Ejercicio | Continúa, por favor, el texto de más abajo sobre el experimento de Rosenhan a partir de su última oración.

En dicho experimento, Rosenhan y sus siete colaboradores (todos ellos personas mentalmente sanas) acordaron presentarse en varios hospitales psiquiátricos indicando que escuchaban voces que repetían palabras como “vacío”, “hueco” y “ruido sordo”. Rosenhan estableció que este grupo de 8 personas serían denominados pseudopacientes y acordó con todos ellos que, más allá de informar de las voces, no debían mentir en absolutamente nada más (por ejemplo en su historia familiar). La segunda condición era que, si se solicitaba su ingreso, dejarían de decir que oían voces, es decir, debían de eliminar todos los síntomas por los que fueron ingresados; si el personal del centro les preguntaba por cómo se encontraban, ellos debían de decir que bien, que ya no escuchaban voces, manteniendo en todo momento un comportamiento correcto y acudiendo a todas las actividades que les propusiesen.
El primer hallazgo de Rosenhan fue fascinante: todos los pseudopacientes fueron ingresados, con una estancia media en el hospital de 19 días. Y todos ellos salieron con un diagnóstico de “esquizofrenia en remisión”.

Datos |
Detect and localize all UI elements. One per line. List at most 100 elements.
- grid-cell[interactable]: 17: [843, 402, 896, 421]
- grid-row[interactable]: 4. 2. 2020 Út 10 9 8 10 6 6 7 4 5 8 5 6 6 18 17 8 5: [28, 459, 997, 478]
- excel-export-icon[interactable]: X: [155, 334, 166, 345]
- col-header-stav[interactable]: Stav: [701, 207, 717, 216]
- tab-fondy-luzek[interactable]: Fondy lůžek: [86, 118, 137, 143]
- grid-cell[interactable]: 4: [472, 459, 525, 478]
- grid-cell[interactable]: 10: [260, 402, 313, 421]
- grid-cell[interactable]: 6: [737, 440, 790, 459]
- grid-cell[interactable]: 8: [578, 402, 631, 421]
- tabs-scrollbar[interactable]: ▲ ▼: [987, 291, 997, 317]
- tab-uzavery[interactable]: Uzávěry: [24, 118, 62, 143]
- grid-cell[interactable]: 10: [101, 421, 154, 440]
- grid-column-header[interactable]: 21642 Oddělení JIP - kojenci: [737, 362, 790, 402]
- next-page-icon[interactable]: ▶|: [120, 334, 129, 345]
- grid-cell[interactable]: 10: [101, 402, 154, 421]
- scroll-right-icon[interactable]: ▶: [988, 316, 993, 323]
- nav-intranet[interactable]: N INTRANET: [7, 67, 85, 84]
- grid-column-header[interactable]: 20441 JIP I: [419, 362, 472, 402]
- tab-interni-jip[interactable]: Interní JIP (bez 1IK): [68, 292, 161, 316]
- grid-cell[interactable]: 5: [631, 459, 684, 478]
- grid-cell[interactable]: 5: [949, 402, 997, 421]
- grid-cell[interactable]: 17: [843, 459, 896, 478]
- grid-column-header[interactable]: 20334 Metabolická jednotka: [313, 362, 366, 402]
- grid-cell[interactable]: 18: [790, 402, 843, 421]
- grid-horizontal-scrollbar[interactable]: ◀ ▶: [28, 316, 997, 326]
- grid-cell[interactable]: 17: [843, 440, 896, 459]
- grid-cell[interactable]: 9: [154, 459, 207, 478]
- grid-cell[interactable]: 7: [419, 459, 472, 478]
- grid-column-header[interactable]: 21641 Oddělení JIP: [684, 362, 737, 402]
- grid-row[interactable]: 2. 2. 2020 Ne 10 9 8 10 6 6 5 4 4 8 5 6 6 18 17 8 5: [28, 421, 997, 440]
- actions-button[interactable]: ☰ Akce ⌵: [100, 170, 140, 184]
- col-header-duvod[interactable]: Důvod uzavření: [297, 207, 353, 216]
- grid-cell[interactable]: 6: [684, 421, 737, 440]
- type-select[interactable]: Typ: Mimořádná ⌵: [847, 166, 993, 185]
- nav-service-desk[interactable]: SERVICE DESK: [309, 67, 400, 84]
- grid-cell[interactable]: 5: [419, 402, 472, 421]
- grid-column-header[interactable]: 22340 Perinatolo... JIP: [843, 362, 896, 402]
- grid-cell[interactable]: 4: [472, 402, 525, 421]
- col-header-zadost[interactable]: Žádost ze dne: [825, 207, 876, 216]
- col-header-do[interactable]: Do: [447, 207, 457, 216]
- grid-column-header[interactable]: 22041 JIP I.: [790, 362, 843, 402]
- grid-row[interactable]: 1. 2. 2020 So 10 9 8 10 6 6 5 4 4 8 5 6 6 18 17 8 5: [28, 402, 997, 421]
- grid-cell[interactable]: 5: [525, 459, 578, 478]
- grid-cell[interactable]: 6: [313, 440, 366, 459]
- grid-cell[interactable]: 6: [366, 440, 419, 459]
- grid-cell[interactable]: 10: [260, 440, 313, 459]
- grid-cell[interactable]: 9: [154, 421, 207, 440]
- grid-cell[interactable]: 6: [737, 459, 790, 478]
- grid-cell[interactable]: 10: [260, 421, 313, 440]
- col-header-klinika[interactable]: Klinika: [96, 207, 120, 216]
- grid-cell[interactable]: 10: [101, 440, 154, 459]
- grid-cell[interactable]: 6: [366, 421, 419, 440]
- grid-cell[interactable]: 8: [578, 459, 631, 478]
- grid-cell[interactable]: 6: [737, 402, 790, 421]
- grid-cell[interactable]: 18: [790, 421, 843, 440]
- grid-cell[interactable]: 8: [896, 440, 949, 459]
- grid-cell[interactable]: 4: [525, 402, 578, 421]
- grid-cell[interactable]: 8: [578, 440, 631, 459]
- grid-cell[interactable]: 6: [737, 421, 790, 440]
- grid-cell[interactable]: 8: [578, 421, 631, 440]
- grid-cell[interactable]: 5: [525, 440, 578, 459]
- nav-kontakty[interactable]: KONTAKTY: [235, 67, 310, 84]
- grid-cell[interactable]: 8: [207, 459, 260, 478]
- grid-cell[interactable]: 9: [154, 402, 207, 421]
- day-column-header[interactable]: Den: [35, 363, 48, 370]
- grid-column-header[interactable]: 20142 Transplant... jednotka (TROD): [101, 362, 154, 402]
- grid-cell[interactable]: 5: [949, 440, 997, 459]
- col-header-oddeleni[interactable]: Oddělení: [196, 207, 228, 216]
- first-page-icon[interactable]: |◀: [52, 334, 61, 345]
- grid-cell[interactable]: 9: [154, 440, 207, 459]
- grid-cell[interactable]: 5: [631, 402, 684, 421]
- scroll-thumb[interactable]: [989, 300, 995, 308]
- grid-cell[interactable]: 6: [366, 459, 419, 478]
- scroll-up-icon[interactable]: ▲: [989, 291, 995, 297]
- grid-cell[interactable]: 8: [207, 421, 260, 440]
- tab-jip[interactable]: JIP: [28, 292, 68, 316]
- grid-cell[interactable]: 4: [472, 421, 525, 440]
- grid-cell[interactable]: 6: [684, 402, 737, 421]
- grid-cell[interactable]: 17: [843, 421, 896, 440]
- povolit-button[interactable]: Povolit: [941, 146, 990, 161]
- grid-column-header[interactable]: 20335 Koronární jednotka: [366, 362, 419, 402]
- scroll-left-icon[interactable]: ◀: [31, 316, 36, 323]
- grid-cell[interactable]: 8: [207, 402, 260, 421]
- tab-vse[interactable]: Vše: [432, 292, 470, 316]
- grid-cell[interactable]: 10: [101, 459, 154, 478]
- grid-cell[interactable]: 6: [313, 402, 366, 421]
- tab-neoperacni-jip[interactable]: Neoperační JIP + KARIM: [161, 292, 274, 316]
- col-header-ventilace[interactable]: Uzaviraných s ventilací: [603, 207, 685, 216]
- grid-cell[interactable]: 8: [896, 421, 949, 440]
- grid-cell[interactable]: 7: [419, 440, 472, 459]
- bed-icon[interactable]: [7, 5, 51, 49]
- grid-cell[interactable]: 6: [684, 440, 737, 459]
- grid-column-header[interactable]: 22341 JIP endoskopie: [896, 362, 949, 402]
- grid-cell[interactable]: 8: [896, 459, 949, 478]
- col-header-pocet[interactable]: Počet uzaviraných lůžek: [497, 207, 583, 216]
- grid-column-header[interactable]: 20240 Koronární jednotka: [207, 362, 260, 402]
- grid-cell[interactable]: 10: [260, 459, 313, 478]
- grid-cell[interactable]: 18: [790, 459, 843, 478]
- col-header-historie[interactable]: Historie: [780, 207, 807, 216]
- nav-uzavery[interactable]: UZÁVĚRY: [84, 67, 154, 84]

Respuesta |
El segundo hallazgo fue tan fascinante como perturbador: ningún psiquiatra fue capaz de
determinar que aquellas personas no eran personas con un trastorno mental, sino personas que estaban fingiendo sus síntomas.
Y lo que resulta más interesante aún: los pacientes (reales) del hospital fueron los únicos que se dieron cuenta de que los pseudopacientes fingían, llegando a establecer que seguramente se trataba de profesores o periodistas que estaban inspeccionando el hospital y se hacían pasar por locos.
Los resultados del experimento conmocionaron a la profesión médica, en especial a los
psiquiatras; ¿cómo era posible que se pusiera en entredicho la validez de los diagnósticos? Algo habría fallado en el proceso de admisión de los pacientes para que Rosenhan obtuviera esos resultados, ya que la psiquiatría, decían, era una rama de la medicina tan precisa como la cardiología o la propia neurología. Molestos, propusieron un reto a Rosenhan: éste podía mandar de nuevo pseudopacientes a los hospitales que, esta vez, estarían preparados para detectar a aquellos que presentasen síntomas falsos, empleando para ello todo el conocimiento que poseían sobre el diagnóstico de los trastornos mentales.
Ni que decir tiene que Rosenhan, un científico extraordinario, aceptó el reto. En los meses
posteriores, se evaluaron a 193 personas, 41 de ellas consideradas como pseudopacientes por al menos un psiquiatra, 23 como pseudopacientes sospechosos por al menos un psiquiatra y 19 como pseudopacientes por al menos dos psiquiatras. En total 83 personas, un 43% de todos los evaluados.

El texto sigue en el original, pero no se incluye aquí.